*Objective*: Copy all of the material word for word, except for the pictures.

*Input rows*:
**********

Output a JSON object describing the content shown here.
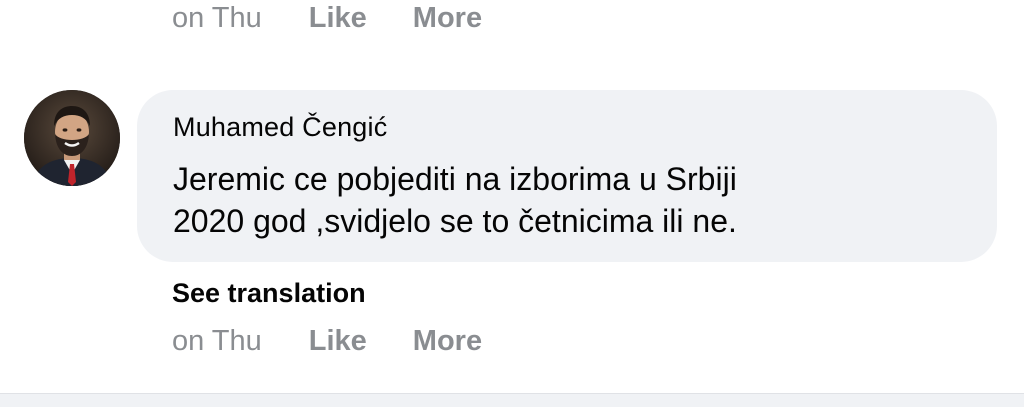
{
  "prev_comment": {
    "time": "on Thu",
    "like_label": "Like",
    "more_label": "More"
  },
  "comment": {
    "author": "Muhamed Čengić",
    "text_line1": "Jeremic ce pobjediti na izborima u Srbiji",
    "text_line2": "2020 god ,svidjelo se to četnicima ili ne.",
    "see_translation_label": "See translation",
    "time": "on Thu",
    "like_label": "Like",
    "more_label": "More"
  },
  "colors": {
    "bubble_bg": "#f0f2f5",
    "text_primary": "#050505",
    "text_secondary": "#8a8d91"
  },
  "icons": {
    "avatar": "profile-photo"
  }
}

**********

*Task response*:
Output a JSON object describing the content shown here.
{
  "prev_comment": {
    "time": "on Thu",
    "like_label": "Like",
    "more_label": "More"
  },
  "comment": {
    "author": "Muhamed Čengić",
    "text_line1": "Jeremic ce pobjediti na izborima u Srbiji",
    "text_line2": "2020 god ,svidjelo se to četnicima ili ne.",
    "see_translation_label": "See translation",
    "time": "on Thu",
    "like_label": "Like",
    "more_label": "More"
  },
  "colors": {
    "bubble_bg": "#f0f2f5",
    "text_primary": "#050505",
    "text_secondary": "#8a8d91"
  },
  "icons": {
    "avatar": "profile-photo"
  }
}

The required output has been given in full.